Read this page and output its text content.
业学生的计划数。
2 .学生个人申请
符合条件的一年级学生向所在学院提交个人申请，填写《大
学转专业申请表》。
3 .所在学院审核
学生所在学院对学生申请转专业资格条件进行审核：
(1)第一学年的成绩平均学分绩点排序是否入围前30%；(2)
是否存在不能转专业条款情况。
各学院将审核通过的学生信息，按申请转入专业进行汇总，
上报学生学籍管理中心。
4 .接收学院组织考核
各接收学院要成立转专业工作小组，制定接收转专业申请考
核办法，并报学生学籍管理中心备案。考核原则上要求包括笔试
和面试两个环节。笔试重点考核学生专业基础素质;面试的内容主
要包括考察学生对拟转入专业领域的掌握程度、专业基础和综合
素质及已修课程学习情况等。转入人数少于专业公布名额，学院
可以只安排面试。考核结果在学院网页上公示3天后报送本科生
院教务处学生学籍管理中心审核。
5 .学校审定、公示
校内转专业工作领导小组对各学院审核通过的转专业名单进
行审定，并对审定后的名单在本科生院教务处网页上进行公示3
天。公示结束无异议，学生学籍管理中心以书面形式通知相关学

= = = = =

> Exercise directions
Copy out all of the records above with nothing altered.

> Complete answer
Read this page and output its text content.
业学生的计划数。
2 .学生个人申请
符合条件的一年级学生向所在学院提交个人申请，填写《大
学转专业申请表》。
3 .所在学院审核
学生所在学院对学生申请转专业资格条件进行审核：
(1)第一学年的成绩平均学分绩点排序是否入围前30%；(2)
是否存在不能转专业条款情况。
各学院将审核通过的学生信息，按申请转入专业进行汇总，
上报学生学籍管理中心。
4 .接收学院组织考核
各接收学院要成立转专业工作小组，制定接收转专业申请考
核办法，并报学生学籍管理中心备案。考核原则上要求包括笔试
和面试两个环节。笔试重点考核学生专业基础素质;面试的内容主
要包括考察学生对拟转入专业领域的掌握程度、专业基础和综合
素质及已修课程学习情况等。转入人数少于专业公布名额，学院
可以只安排面试。考核结果在学院网页上公示3天后报送本科生
院教务处学生学籍管理中心审核。
5 .学校审定、公示
校内转专业工作领导小组对各学院审核通过的转专业名单进
行审定，并对审定后的名单在本科生院教务处网页上进行公示3
天。公示结束无异议，学生学籍管理中心以书面形式通知相关学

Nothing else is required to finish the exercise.